**Exercise goal**
Repeat, exactly and in full, the lines of the listing below, but without any pictures.

**Listing**

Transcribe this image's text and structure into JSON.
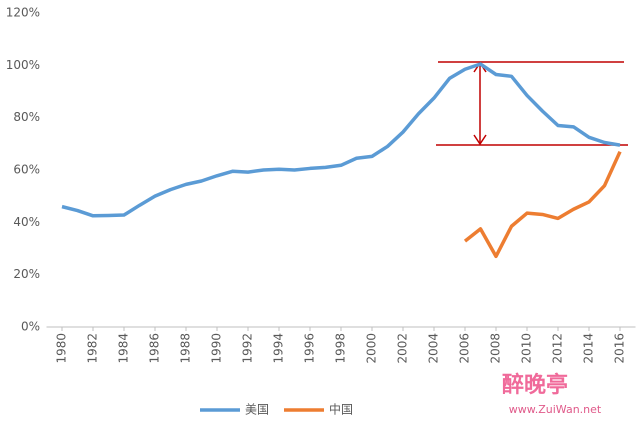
{
  "chart_data": {
    "type": "line",
    "x": [
      1980,
      1981,
      1982,
      1983,
      1984,
      1985,
      1986,
      1987,
      1988,
      1989,
      1990,
      1991,
      1992,
      1993,
      1994,
      1995,
      1996,
      1997,
      1998,
      1999,
      2000,
      2001,
      2002,
      2003,
      2004,
      2005,
      2006,
      2007,
      2008,
      2009,
      2010,
      2011,
      2012,
      2013,
      2014,
      2015,
      2016
    ],
    "series": [
      {
        "name": "美国",
        "color": "#5b9bd5",
        "values": [
          46,
          44.5,
          42.5,
          42.6,
          42.8,
          46.5,
          50,
          52.5,
          54.5,
          55.8,
          57.8,
          59.5,
          59.2,
          60,
          60.3,
          60,
          60.6,
          61,
          61.8,
          64.5,
          65.2,
          69,
          74.5,
          81.5,
          87.5,
          95,
          98.5,
          100.5,
          96.5,
          95.8,
          88.5,
          82.5,
          77,
          76.5,
          72.5,
          70.5,
          69.5
        ]
      },
      {
        "name": "中国",
        "color": "#ed7d31",
        "values": [
          null,
          null,
          null,
          null,
          null,
          null,
          null,
          null,
          null,
          null,
          null,
          null,
          null,
          null,
          null,
          null,
          null,
          null,
          null,
          null,
          null,
          null,
          null,
          null,
          null,
          null,
          32.8,
          37.5,
          27,
          38.5,
          43.5,
          43,
          41.5,
          45,
          47.8,
          54,
          67
        ]
      }
    ],
    "xlim": [
      1979,
      2017
    ],
    "xticks": [
      1980,
      1982,
      1984,
      1986,
      1988,
      1990,
      1992,
      1994,
      1996,
      1998,
      2000,
      2002,
      2004,
      2006,
      2008,
      2010,
      2012,
      2014,
      2016
    ],
    "ylim": [
      0,
      120
    ],
    "yticks": [
      {
        "value": 0,
        "label": "0%"
      },
      {
        "value": 20,
        "label": "20%"
      },
      {
        "value": 40,
        "label": "40%"
      },
      {
        "value": 60,
        "label": "60%"
      },
      {
        "value": 80,
        "label": "80%"
      },
      {
        "value": 100,
        "label": "100%"
      },
      {
        "value": 120,
        "label": "120%"
      }
    ],
    "grid": false,
    "legend": "bottom",
    "watermark": [
      "醉晚亭",
      "www.ZuiWan.net"
    ]
  }
}
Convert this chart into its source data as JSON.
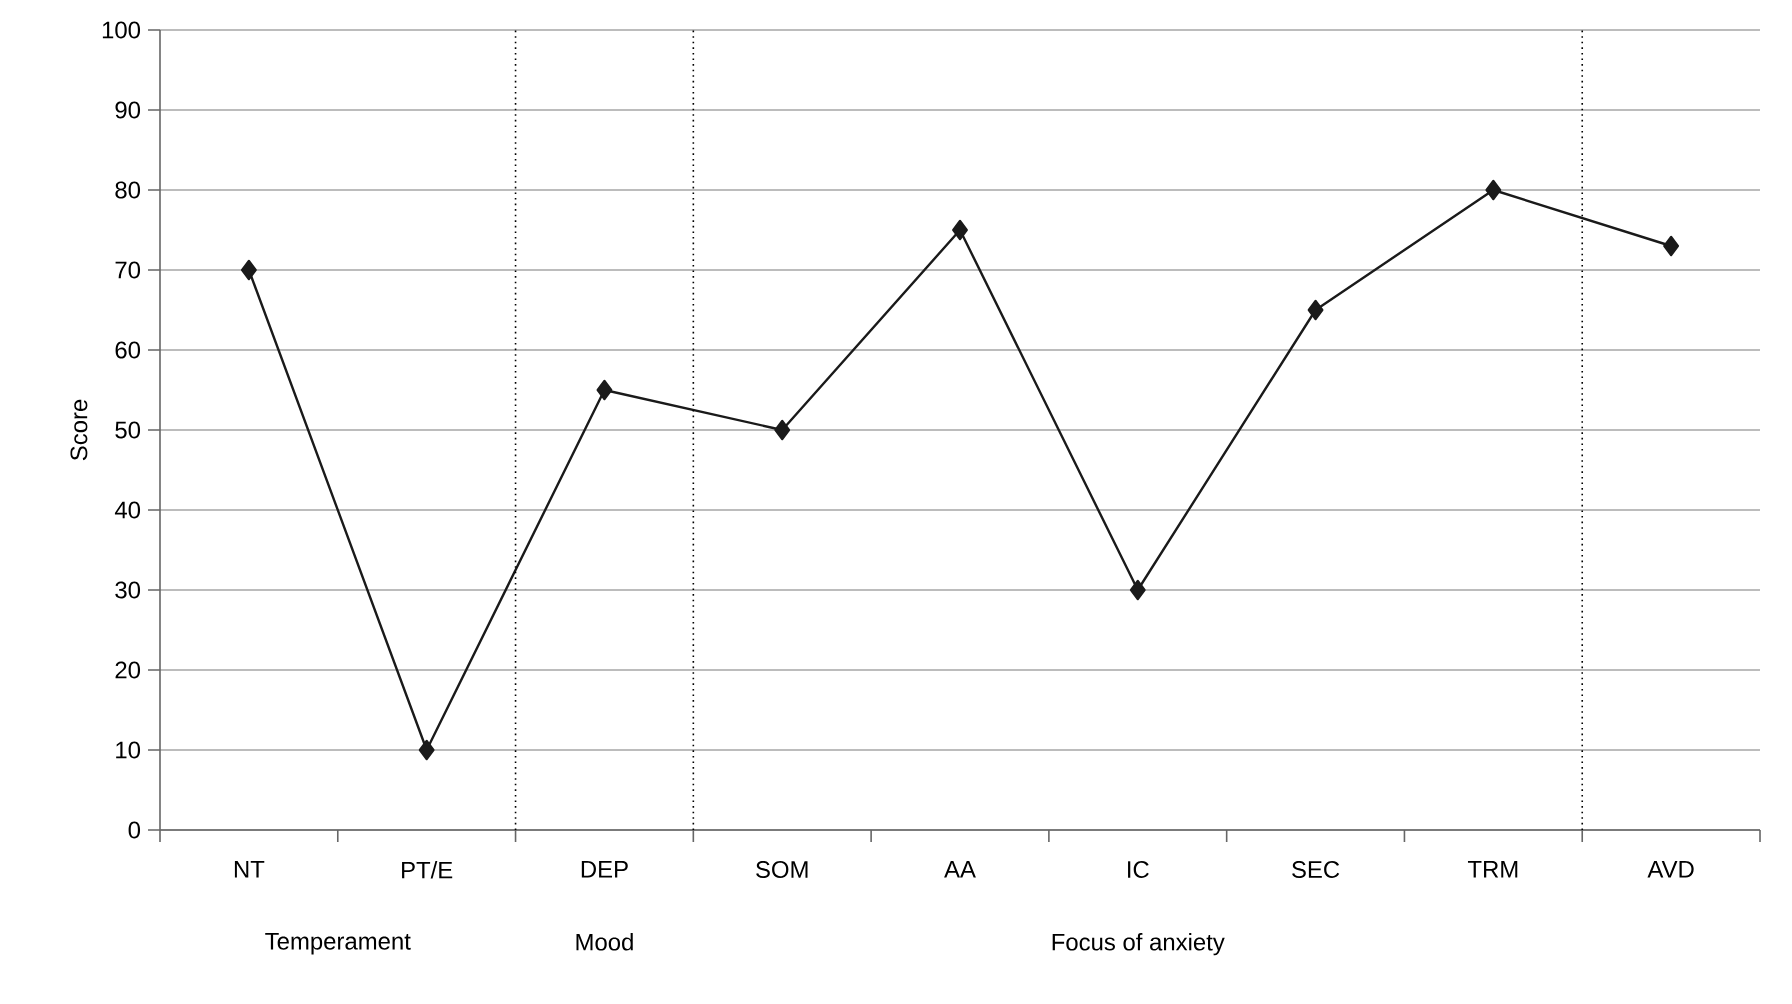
{
  "chart_data": {
    "type": "line",
    "ylabel": "Score",
    "categories": [
      "NT",
      "PT/E",
      "DEP",
      "SOM",
      "AA",
      "IC",
      "SEC",
      "TRM",
      "AVD"
    ],
    "values": [
      70,
      10,
      55,
      50,
      75,
      30,
      65,
      80,
      73
    ],
    "color": "#1a1a1a",
    "marker": "diamond",
    "line_style": "solid",
    "ylim": [
      0,
      100
    ],
    "yticks": [
      0,
      10,
      20,
      30,
      40,
      50,
      60,
      70,
      80,
      90,
      100
    ],
    "grid": "y",
    "annotations": [
      "Temperament",
      "Mood",
      "Focus of anxiety"
    ]
  }
}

**Correct output**
Transcribe this image's text and structure into JSON.
{
  "chart_data": {
    "type": "line",
    "x": [
      1980,
      1981,
      1982,
      1983,
      1984,
      1985,
      1986,
      1987,
      1988,
      1989,
      1990,
      1991,
      1992,
      1993,
      1994,
      1995,
      1996,
      1997,
      1998,
      1999,
      2000,
      2001,
      2002,
      2003,
      2004,
      2005,
      2006,
      2007,
      2008,
      2009,
      2010,
      2011,
      2012,
      2013,
      2014,
      2015,
      2016
    ],
    "series": [
      {
        "name": "美国",
        "color": "#5b9bd5",
        "values": [
          46,
          44.5,
          42.5,
          42.6,
          42.8,
          46.5,
          50,
          52.5,
          54.5,
          55.8,
          57.8,
          59.5,
          59.2,
          60,
          60.3,
          60,
          60.6,
          61,
          61.8,
          64.5,
          65.2,
          69,
          74.5,
          81.5,
          87.5,
          95,
          98.5,
          100.5,
          96.5,
          95.8,
          88.5,
          82.5,
          77,
          76.5,
          72.5,
          70.5,
          69.5
        ]
      },
      {
        "name": "中国",
        "color": "#ed7d31",
        "values": [
          null,
          null,
          null,
          null,
          null,
          null,
          null,
          null,
          null,
          null,
          null,
          null,
          null,
          null,
          null,
          null,
          null,
          null,
          null,
          null,
          null,
          null,
          null,
          null,
          null,
          null,
          32.8,
          37.5,
          27,
          38.5,
          43.5,
          43,
          41.5,
          45,
          47.8,
          54,
          67
        ]
      }
    ],
    "xlim": [
      1979,
      2017
    ],
    "xticks": [
      1980,
      1982,
      1984,
      1986,
      1988,
      1990,
      1992,
      1994,
      1996,
      1998,
      2000,
      2002,
      2004,
      2006,
      2008,
      2010,
      2012,
      2014,
      2016
    ],
    "ylim": [
      0,
      120
    ],
    "yticks": [
      {
        "value": 0,
        "label": "0%"
      },
      {
        "value": 20,
        "label": "20%"
      },
      {
        "value": 40,
        "label": "40%"
      },
      {
        "value": 60,
        "label": "60%"
      },
      {
        "value": 80,
        "label": "80%"
      },
      {
        "value": 100,
        "label": "100%"
      },
      {
        "value": 120,
        "label": "120%"
      }
    ],
    "grid": false,
    "legend": "bottom",
    "watermark": [
      "醉晚亭",
      "www.ZuiWan.net"
    ]
  }
}
Convert this chart into its source data as JSON.
{
  "chart_data": {
    "type": "line",
    "ylabel": "Score",
    "categories": [
      "NT",
      "PT/E",
      "DEP",
      "SOM",
      "AA",
      "IC",
      "SEC",
      "TRM",
      "AVD"
    ],
    "values": [
      70,
      10,
      55,
      50,
      75,
      30,
      65,
      80,
      73
    ],
    "color": "#1a1a1a",
    "marker": "diamond",
    "line_style": "solid",
    "ylim": [
      0,
      100
    ],
    "yticks": [
      0,
      10,
      20,
      30,
      40,
      50,
      60,
      70,
      80,
      90,
      100
    ],
    "grid": "y",
    "annotations": [
      "Temperament",
      "Mood",
      "Focus of anxiety"
    ]
  }
}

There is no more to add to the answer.